begin Records to use

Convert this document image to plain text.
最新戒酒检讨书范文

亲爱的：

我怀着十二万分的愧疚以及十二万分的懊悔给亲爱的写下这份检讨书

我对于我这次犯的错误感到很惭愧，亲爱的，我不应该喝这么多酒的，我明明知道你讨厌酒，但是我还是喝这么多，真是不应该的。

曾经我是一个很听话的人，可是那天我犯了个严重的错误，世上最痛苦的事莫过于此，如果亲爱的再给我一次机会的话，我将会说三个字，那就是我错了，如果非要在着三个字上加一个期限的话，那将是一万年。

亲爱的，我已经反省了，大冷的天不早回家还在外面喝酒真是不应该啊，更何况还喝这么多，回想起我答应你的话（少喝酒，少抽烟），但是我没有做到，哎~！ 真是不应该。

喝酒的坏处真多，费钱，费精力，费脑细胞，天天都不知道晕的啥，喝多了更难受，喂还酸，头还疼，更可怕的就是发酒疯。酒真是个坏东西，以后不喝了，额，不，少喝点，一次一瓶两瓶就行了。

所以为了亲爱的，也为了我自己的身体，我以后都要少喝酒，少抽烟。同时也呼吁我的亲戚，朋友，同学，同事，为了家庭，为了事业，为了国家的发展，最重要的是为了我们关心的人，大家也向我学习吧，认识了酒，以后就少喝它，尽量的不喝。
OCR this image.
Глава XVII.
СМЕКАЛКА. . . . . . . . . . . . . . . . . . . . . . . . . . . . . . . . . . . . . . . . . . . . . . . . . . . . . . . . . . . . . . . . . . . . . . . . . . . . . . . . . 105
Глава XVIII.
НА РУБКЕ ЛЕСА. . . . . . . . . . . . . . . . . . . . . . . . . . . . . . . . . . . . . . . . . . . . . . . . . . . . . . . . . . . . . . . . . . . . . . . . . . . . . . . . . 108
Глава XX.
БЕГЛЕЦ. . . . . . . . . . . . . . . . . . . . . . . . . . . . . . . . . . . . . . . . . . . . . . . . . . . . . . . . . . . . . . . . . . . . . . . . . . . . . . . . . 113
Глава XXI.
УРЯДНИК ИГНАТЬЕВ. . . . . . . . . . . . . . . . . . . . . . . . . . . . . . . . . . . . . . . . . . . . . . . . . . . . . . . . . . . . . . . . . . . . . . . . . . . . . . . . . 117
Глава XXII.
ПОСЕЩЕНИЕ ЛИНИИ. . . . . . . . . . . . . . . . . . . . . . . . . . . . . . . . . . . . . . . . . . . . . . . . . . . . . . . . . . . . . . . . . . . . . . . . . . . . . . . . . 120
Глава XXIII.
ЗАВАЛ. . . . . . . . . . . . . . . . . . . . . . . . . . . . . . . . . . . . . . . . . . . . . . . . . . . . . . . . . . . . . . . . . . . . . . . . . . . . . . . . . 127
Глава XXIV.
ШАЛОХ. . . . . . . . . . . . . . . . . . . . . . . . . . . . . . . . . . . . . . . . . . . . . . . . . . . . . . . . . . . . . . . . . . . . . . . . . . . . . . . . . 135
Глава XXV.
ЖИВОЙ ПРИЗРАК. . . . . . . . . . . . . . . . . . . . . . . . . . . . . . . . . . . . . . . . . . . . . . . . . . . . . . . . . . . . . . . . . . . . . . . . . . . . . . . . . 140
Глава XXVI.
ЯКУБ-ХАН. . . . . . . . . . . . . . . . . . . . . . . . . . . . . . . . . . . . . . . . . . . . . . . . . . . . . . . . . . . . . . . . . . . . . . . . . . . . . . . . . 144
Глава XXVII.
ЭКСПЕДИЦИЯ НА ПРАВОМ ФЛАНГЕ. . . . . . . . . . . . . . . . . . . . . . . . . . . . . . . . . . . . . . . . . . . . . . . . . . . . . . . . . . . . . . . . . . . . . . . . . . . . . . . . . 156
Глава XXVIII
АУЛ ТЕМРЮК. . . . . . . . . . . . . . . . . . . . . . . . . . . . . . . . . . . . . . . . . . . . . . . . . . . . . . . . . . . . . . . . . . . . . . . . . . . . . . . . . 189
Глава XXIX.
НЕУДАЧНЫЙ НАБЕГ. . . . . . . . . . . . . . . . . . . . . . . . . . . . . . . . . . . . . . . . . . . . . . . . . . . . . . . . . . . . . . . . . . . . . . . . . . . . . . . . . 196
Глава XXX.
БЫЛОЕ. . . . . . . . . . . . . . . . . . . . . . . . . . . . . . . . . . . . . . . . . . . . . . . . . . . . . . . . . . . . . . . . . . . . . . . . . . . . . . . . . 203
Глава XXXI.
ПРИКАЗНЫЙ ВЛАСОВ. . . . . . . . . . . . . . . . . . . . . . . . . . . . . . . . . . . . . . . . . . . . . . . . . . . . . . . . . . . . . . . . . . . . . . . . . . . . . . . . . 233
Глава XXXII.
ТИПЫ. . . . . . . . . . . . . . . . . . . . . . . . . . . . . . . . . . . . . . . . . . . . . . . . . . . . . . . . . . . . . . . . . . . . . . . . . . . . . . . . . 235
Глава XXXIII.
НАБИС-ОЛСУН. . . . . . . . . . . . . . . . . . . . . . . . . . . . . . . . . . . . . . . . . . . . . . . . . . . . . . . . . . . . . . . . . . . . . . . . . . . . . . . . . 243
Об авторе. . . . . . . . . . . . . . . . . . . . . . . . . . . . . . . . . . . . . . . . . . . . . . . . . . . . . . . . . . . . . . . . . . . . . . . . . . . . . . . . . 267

end Records to use

Written instruction.
Out of the material above, select every line that holds the string "this".

Output of the task.
Convert this document image to plain text.
OCR this image.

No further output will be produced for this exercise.